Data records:
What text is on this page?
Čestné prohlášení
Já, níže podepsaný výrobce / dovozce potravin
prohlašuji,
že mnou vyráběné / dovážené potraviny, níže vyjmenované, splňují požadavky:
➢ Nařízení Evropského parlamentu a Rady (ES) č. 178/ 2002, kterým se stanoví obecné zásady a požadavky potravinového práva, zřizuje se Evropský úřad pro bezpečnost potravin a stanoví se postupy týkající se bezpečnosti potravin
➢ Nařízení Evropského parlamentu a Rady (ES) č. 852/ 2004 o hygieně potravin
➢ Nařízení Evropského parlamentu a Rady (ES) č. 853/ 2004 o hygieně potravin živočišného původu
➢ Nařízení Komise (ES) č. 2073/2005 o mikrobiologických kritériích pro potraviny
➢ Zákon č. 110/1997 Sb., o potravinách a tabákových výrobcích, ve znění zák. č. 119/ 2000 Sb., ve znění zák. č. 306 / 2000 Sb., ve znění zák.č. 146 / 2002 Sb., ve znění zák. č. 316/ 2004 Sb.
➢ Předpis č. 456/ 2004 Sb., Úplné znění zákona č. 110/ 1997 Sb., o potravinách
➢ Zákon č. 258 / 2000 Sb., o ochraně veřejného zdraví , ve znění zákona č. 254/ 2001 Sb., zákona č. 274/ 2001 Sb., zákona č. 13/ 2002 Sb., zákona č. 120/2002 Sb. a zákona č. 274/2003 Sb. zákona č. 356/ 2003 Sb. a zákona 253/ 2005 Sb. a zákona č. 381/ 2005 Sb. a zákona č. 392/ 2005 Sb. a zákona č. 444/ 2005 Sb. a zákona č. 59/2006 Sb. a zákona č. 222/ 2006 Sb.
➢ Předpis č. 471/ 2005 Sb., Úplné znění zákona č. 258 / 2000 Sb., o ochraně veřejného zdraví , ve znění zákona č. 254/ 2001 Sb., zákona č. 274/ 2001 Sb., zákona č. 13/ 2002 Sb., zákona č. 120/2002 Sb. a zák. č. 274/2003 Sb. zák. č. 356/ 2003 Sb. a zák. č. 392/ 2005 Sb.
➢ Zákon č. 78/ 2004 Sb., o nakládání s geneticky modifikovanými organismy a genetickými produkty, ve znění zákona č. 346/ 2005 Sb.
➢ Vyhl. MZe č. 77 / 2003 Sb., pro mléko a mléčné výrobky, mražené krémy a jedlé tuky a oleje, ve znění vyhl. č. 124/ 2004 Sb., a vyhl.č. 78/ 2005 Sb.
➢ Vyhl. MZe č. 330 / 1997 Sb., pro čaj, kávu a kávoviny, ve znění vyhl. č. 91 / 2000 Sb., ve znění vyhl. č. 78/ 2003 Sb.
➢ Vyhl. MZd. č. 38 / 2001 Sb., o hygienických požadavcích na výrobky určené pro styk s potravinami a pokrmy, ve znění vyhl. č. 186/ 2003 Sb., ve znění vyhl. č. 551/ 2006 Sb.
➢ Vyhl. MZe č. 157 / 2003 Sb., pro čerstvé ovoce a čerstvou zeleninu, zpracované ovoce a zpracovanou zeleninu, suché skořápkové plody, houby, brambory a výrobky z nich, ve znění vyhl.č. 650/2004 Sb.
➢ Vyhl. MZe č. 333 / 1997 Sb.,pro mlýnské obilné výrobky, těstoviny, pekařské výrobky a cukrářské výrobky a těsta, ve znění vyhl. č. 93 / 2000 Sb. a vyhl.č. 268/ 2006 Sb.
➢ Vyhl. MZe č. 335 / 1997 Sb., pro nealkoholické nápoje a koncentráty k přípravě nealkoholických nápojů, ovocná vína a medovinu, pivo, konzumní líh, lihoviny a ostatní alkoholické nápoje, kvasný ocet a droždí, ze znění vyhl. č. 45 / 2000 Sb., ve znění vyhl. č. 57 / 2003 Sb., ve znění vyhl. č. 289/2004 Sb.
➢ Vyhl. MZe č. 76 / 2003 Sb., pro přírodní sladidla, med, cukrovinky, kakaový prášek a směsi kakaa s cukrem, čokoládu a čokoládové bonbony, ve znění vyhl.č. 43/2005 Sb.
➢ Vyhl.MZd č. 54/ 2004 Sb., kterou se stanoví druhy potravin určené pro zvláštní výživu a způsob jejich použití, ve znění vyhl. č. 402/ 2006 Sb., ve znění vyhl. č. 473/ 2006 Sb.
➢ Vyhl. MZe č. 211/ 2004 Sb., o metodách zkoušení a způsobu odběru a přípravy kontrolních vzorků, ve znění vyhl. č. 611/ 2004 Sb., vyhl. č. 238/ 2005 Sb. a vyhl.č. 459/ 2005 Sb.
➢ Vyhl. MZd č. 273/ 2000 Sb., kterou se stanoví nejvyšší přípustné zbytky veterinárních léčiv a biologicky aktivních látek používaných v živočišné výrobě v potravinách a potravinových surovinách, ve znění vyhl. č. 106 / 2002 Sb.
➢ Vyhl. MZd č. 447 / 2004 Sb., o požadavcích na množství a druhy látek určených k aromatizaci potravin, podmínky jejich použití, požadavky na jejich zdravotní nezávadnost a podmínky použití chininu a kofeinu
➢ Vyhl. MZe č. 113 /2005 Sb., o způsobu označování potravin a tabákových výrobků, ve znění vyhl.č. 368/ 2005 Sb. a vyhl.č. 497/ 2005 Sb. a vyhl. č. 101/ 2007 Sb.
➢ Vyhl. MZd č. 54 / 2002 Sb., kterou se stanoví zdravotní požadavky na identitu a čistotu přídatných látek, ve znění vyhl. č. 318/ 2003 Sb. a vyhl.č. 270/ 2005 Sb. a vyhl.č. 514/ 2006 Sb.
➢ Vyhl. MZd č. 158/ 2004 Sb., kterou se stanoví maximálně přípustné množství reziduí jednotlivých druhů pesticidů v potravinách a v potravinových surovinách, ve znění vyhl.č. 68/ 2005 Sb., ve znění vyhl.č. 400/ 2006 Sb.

> [Request]
Reproduce the complete set of lines precisely as supplied.

> [Task response]
What text is on this page?
Čestné prohlášení
Já, níže podepsaný výrobce / dovozce potravin
prohlašuji,
že mnou vyráběné / dovážené potraviny, níže vyjmenované, splňují požadavky:
➢ Nařízení Evropského parlamentu a Rady (ES) č. 178/ 2002, kterým se stanoví obecné zásady a požadavky potravinového práva, zřizuje se Evropský úřad pro bezpečnost potravin a stanoví se postupy týkající se bezpečnosti potravin
➢ Nařízení Evropského parlamentu a Rady (ES) č. 852/ 2004 o hygieně potravin
➢ Nařízení Evropského parlamentu a Rady (ES) č. 853/ 2004 o hygieně potravin živočišného původu
➢ Nařízení Komise (ES) č. 2073/2005 o mikrobiologických kritériích pro potraviny
➢ Zákon č. 110/1997 Sb., o potravinách a tabákových výrobcích, ve znění zák. č. 119/ 2000 Sb., ve znění zák. č. 306 / 2000 Sb., ve znění zák.č. 146 / 2002 Sb., ve znění zák. č. 316/ 2004 Sb.
➢ Předpis č. 456/ 2004 Sb., Úplné znění zákona č. 110/ 1997 Sb., o potravinách
➢ Zákon č. 258 / 2000 Sb., o ochraně veřejného zdraví , ve znění zákona č. 254/ 2001 Sb., zákona č. 274/ 2001 Sb., zákona č. 13/ 2002 Sb., zákona č. 120/2002 Sb. a zákona č. 274/2003 Sb. zákona č. 356/ 2003 Sb. a zákona 253/ 2005 Sb. a zákona č. 381/ 2005 Sb. a zákona č. 392/ 2005 Sb. a zákona č. 444/ 2005 Sb. a zákona č. 59/2006 Sb. a zákona č. 222/ 2006 Sb.
➢ Předpis č. 471/ 2005 Sb., Úplné znění zákona č. 258 / 2000 Sb., o ochraně veřejného zdraví , ve znění zákona č. 254/ 2001 Sb., zákona č. 274/ 2001 Sb., zákona č. 13/ 2002 Sb., zákona č. 120/2002 Sb. a zák. č. 274/2003 Sb. zák. č. 356/ 2003 Sb. a zák. č. 392/ 2005 Sb.
➢ Zákon č. 78/ 2004 Sb., o nakládání s geneticky modifikovanými organismy a genetickými produkty, ve znění zákona č. 346/ 2005 Sb.
➢ Vyhl. MZe č. 77 / 2003 Sb., pro mléko a mléčné výrobky, mražené krémy a jedlé tuky a oleje, ve znění vyhl. č. 124/ 2004 Sb., a vyhl.č. 78/ 2005 Sb.
➢ Vyhl. MZe č. 330 / 1997 Sb., pro čaj, kávu a kávoviny, ve znění vyhl. č. 91 / 2000 Sb., ve znění vyhl. č. 78/ 2003 Sb.
➢ Vyhl. MZd. č. 38 / 2001 Sb., o hygienických požadavcích na výrobky určené pro styk s potravinami a pokrmy, ve znění vyhl. č. 186/ 2003 Sb., ve znění vyhl. č. 551/ 2006 Sb.
➢ Vyhl. MZe č. 157 / 2003 Sb., pro čerstvé ovoce a čerstvou zeleninu, zpracované ovoce a zpracovanou zeleninu, suché skořápkové plody, houby, brambory a výrobky z nich, ve znění vyhl.č. 650/2004 Sb.
➢ Vyhl. MZe č. 333 / 1997 Sb.,pro mlýnské obilné výrobky, těstoviny, pekařské výrobky a cukrářské výrobky a těsta, ve znění vyhl. č. 93 / 2000 Sb. a vyhl.č. 268/ 2006 Sb.
➢ Vyhl. MZe č. 335 / 1997 Sb., pro nealkoholické nápoje a koncentráty k přípravě nealkoholických nápojů, ovocná vína a medovinu, pivo, konzumní líh, lihoviny a ostatní alkoholické nápoje, kvasný ocet a droždí, ze znění vyhl. č. 45 / 2000 Sb., ve znění vyhl. č. 57 / 2003 Sb., ve znění vyhl. č. 289/2004 Sb.
➢ Vyhl. MZe č. 76 / 2003 Sb., pro přírodní sladidla, med, cukrovinky, kakaový prášek a směsi kakaa s cukrem, čokoládu a čokoládové bonbony, ve znění vyhl.č. 43/2005 Sb.
➢ Vyhl.MZd č. 54/ 2004 Sb., kterou se stanoví druhy potravin určené pro zvláštní výživu a způsob jejich použití, ve znění vyhl. č. 402/ 2006 Sb., ve znění vyhl. č. 473/ 2006 Sb.
➢ Vyhl. MZe č. 211/ 2004 Sb., o metodách zkoušení a způsobu odběru a přípravy kontrolních vzorků, ve znění vyhl. č. 611/ 2004 Sb., vyhl. č. 238/ 2005 Sb. a vyhl.č. 459/ 2005 Sb.
➢ Vyhl. MZd č. 273/ 2000 Sb., kterou se stanoví nejvyšší přípustné zbytky veterinárních léčiv a biologicky aktivních látek používaných v živočišné výrobě v potravinách a potravinových surovinách, ve znění vyhl. č. 106 / 2002 Sb.
➢ Vyhl. MZd č. 447 / 2004 Sb., o požadavcích na množství a druhy látek určených k aromatizaci potravin, podmínky jejich použití, požadavky na jejich zdravotní nezávadnost a podmínky použití chininu a kofeinu
➢ Vyhl. MZe č. 113 /2005 Sb., o způsobu označování potravin a tabákových výrobků, ve znění vyhl.č. 368/ 2005 Sb. a vyhl.č. 497/ 2005 Sb. a vyhl. č. 101/ 2007 Sb.
➢ Vyhl. MZd č. 54 / 2002 Sb., kterou se stanoví zdravotní požadavky na identitu a čistotu přídatných látek, ve znění vyhl. č. 318/ 2003 Sb. a vyhl.č. 270/ 2005 Sb. a vyhl.č. 514/ 2006 Sb.
➢ Vyhl. MZd č. 158/ 2004 Sb., kterou se stanoví maximálně přípustné množství reziduí jednotlivých druhů pesticidů v potravinách a v potravinových surovinách, ve znění vyhl.č. 68/ 2005 Sb., ve znění vyhl.č. 400/ 2006 Sb.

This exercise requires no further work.